--- start of PROVIDED TEXT ---
Russia's Putin visits China's Xi in Beijing. What does each one want?


Does the “boundaryless” relationship have limits?

Russian President Vladimir Putin is embarking on his first foreign trip since his splashy inauguration for a fifth term, and his destination is no surprise: China.

The two-day state visit that begins Thursday is expected to be filled with pomp and ceremony, with effusive toasts and carefully choreographed gestures of friendship and mutual respect.

But status matters, and Putin is clearly Chinese President Xi Jinping's junior partner. As the Economist magazine put it after the visit was announced: “Vladimir Putin will meet his older brother in Beijing.”

Despite the inherent imbalance in their dealings (China is Russia's largest trading partner, while Beijing's biggest export market is the United States), Xi has done his best to imbue the visit with a sense of historical importance.

The two leaders are expected to sign a joint statement after their talks and there will be a gala celebration to mark 75 years of diplomatic relations between the two countries.

Putin, known for sometimes making haughty displays of making them wait when other leaders make the trip to the Kremlin, has adopted a remarkably deferential tone toward his host.

In a pre-trip interview with China's official Xinhua news agency, he expressed admiration for elements of Chinese culture, including martial arts and philosophy.

“Our people are united by a long and strong tradition of friendship and cooperation,” he told Xinhua.

Putin's expressions of gratitude are well justified. Since Russia's full-scale invasion of Ukraine in February 2022, Xi has shored up his Russian counterpart in several crucial ways.

China has helped Putin weather Western wartime sanctions, extending a particular lifeline to Russia's lucrative oil and gas industry. Over the past two years, Russia's energy exports to China have easily made up for the breakdown of what had been the cozy pre-war energy relationship between Moscow and Europe.

In many ways, the strategic relationship serves both Beijing and Moscow and represents, in the view of many analysts, the unified challenge of two autocrats to the West.

“China and Russia are forging a partnership that increasingly resembles a great power alliance,” military intelligence analyst Chels Michta wrote in a commentary this week for the Center for European Policy Analysis.
--- end of PROVIDED TEXT ---
--- start of EXCERPTED RECORDS ---
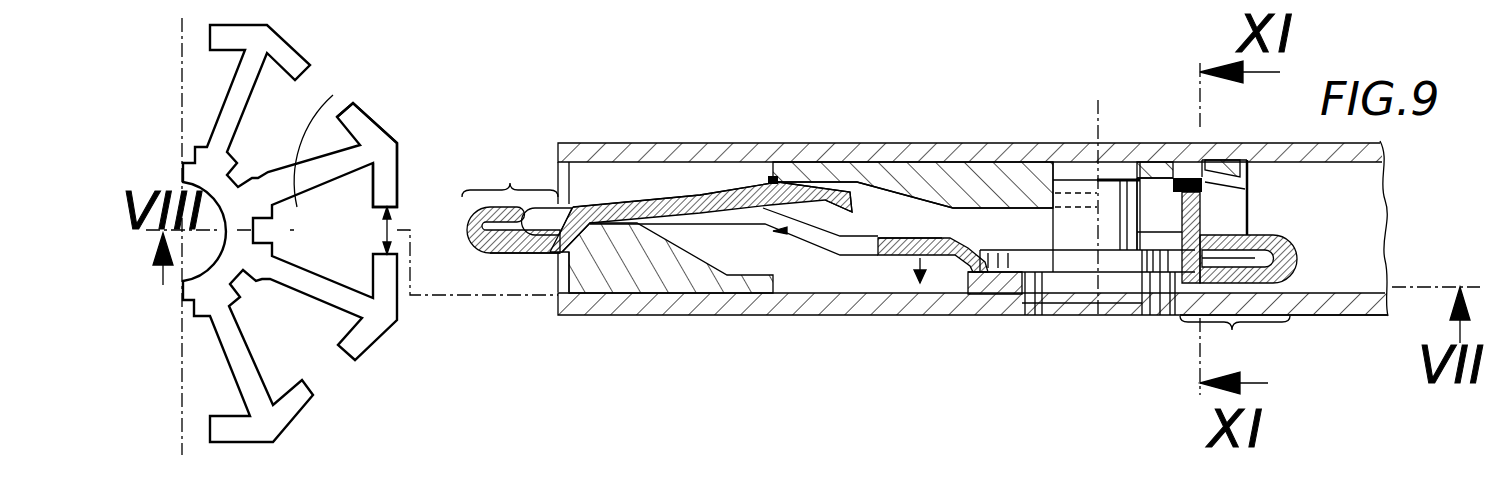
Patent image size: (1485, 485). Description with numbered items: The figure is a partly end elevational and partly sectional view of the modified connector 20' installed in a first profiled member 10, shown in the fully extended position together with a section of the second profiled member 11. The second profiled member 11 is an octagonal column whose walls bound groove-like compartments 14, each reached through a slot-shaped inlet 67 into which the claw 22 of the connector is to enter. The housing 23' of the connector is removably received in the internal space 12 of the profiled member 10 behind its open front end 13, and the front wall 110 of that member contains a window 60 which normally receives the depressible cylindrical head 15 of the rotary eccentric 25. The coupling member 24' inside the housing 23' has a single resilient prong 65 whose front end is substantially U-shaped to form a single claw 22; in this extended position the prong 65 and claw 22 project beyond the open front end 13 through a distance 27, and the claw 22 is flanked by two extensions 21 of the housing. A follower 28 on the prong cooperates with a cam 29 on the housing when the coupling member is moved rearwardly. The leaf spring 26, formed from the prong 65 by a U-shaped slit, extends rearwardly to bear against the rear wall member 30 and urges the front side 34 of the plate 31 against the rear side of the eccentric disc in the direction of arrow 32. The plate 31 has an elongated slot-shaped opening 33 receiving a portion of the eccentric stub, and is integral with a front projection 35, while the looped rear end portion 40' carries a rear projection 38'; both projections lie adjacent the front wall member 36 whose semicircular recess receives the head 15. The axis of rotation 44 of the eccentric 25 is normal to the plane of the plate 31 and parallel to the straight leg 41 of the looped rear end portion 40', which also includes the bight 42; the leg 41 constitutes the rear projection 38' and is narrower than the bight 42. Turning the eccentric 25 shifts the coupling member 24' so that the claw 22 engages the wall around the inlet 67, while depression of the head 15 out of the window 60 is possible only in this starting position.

The first profiled member 10 is at (725, 315).
The second profiled member 11 is at (297, 44).
The internal space 12 is at (1370, 185).
The open front end 13 is at (556, 150).
The compartment 14 is at (283, 123).
The head 15 is at (1060, 288).
The modified connector 20' is at (781, 137).
The extensions 21 is at (500, 254).
The claw 22 is at (462, 238).
The housing 23' is at (973, 149).
The coupling member 24' is at (675, 148).
The rotary eccentric 25 is at (1060, 300).
The leaf spring 26 is at (770, 180).
The distance 27 is at (517, 195).
The follower 28 is at (576, 205).
The cam 29 is at (593, 262).
The rear wall member 30 is at (812, 170).
The plate 31 is at (893, 237).
The arrow 32 is at (912, 258).
The opening 33 is at (1033, 247).
The front side 34 is at (1145, 258).
The front projection 35 is at (997, 277).
The front wall member 36 is at (973, 272).
The rear projection 38' is at (1173, 307).
The looped rear end portion 40' is at (1235, 341).
The leg 41 is at (1202, 203).
The bight 42 is at (1298, 255).
The axis of rotation 44 is at (1100, 112).
The window 60 is at (1027, 282).
The prong 65 is at (734, 234).
The inlet 67 is at (384, 232).
The front wall 110 is at (1340, 298).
--- end of EXCERPTED RECORDS ---
**EXERCISE PROMPT**.
In the article on Putin's visit to Beijing, how many years of diplomatic relations between Russia and China is the gala celebration meant to mark? These records are separate material with no connection to the article on Putin's visit to Beijing.

**EXERCISE RESULT**.
75 years